→ **Okuma parçası**:
##########

12 Ocak 2011 Çarşamba

Hizbullah Gülen Cemaati AKP PKK BDP İlişkisi


DIŞARI ÇIKAN HİZBULLAHÇILAR ŞU ANDA NE YAPIYORDIŞARI ÇIKAN HİZBULLAHÇILAR ŞU ANDA NE YAPIYOR
Türkiye yeni yıla Hizbullah Ana Davası’nda yaşanan tahliyelerle girdi. Yargıtay 9. Ceza Dairesinin, tutukluluk sürelerini kısaltan 5271 sayılı CMK'nin 102. maddesinin yürürlüğe girmesiyle verdiği karar, kamuoyunda hukuki değerlendirmeleri ön plana çıkardı. Nitekim kararın ardından hükümetle gerilimli olan Yargıtay tartışılmaya başlandı. Yargıtaya yeni daireler kurulacağı haberi, referandum sonrası yargıda başlayan operasyonun devamı olarak ele alındı.

##########

→ **Veri içeriği**:
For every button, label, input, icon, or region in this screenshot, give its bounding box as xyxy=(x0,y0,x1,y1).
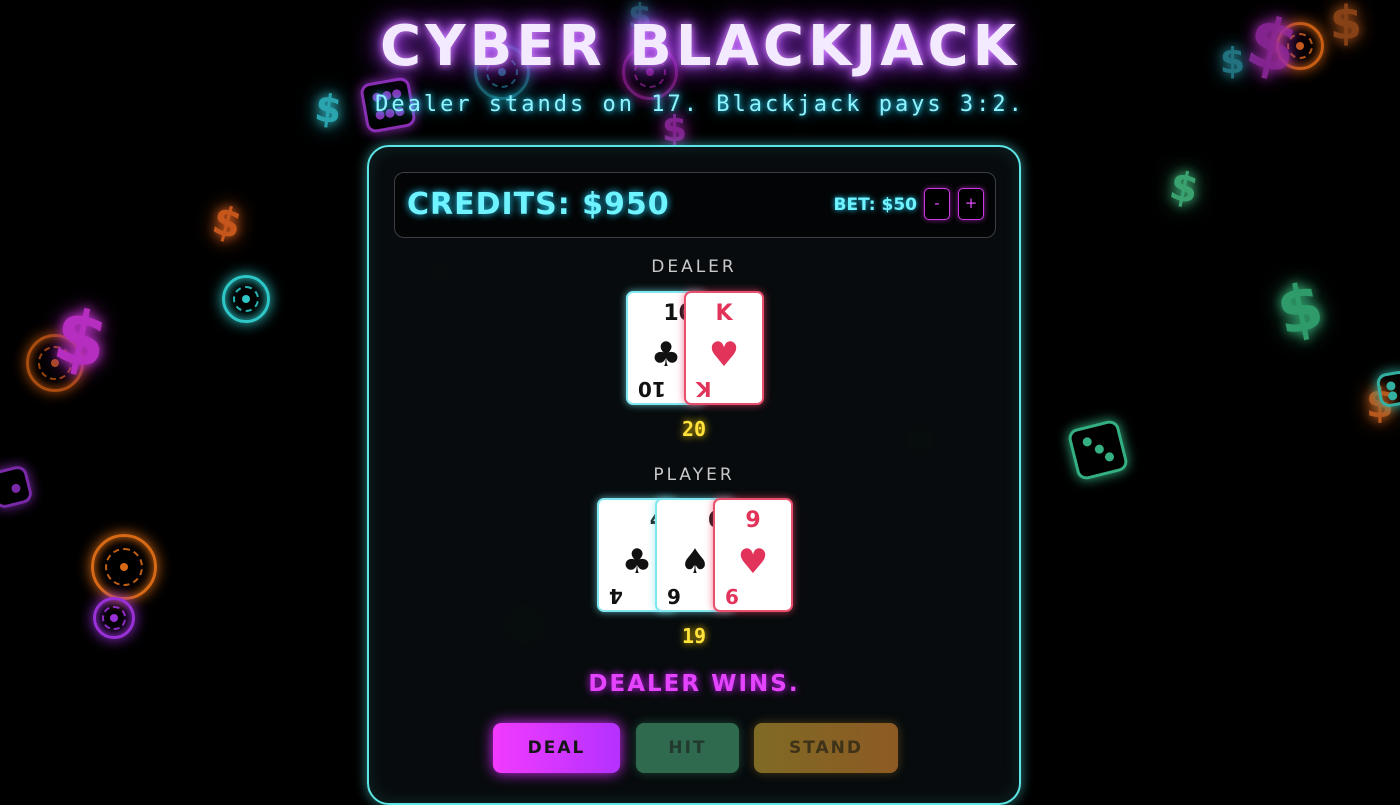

##########

→ **İstenenler**:
1) Hizbullah tahliyelerine ilişkin metne göre aşağıdaki soruları yanıtlayın:
(a) Tahliyelere yol açan kararı hangi daire verdi?
(b) Kararın dayandığı düzenleme hangi kanunun hangi maddesidir?
(c) Yargıtaya yeni daireler kurulacağı haberi nasıl ele alındı?
2) Hizbullah tahliyelerine ilişkin metindeki "Hizbullah Gülen Cemaati AKP PKK BDP İlişkisi" başlığında adı geçen örgüt, cemaat ve partilerin tümünü sıralayın.
3) Hizbullah tahliyelerine ilişkin metni, son cümlesinden sonra kaldığı yerden sürdürün.

→ **Yazılı yanıtlar**:
1)
(a) Yargıtay 9. Ceza Dairesi.
(b) 5271 sayılı CMK'nin 102. maddesi.
(c) Referandum sonrası yargıda başlayan operasyonun devamı olarak.

2) Hizbullah, Gülen Cemaati, AKP, PKK, BDP

3)
Hukuki yönü bir yana Hizbullah ana davasının en önemli isimlerinin tahliye edilmesinin siyasi sonuçları olacağından kimsenin kuşkusu yok. Zira Hizbullah, PKK ile devlet arasında yaşanan çatışmanın en sıcak döneminde Güneydoğu’da örgütlendi. Sokak ortasında satırla işlediği onlarca cinayetin faillerinin hiçbir zaman bulunamaması, domuz bağlı işkenceler, yeraltında kurduğu beş katlı işkencehaneler, önüne hedef olarak devletin uygulamalarına muhalefet eden isimleri koyması, Hizbullah’ın adının derin devlet ve çetelerle yan yana anılmasına neden oldu. Nitekim 28 Şubat sürecinde devlet içindeki çeteler, mafyavari oluşumlar, gayrı nizami örgütlenmeler tasfiye olurken Hizbullah da kısa sürede ortadan kaldırılıyordu. Lideri Hüseyin Velioğlu Beykoz’da bir evde öldürülürken, kısa sürede yer altı işkencehaneleri ortaya çıkarılıyor, örgütün beyin takımı tutuklanıyordu. Bölge halkının kötü anılarla hatırladığı Hizbullah’ın adı bu operasyonlardan sonra uzun süre anılmadı. Faili meçhul cinayetler bıçak gibi kesildi.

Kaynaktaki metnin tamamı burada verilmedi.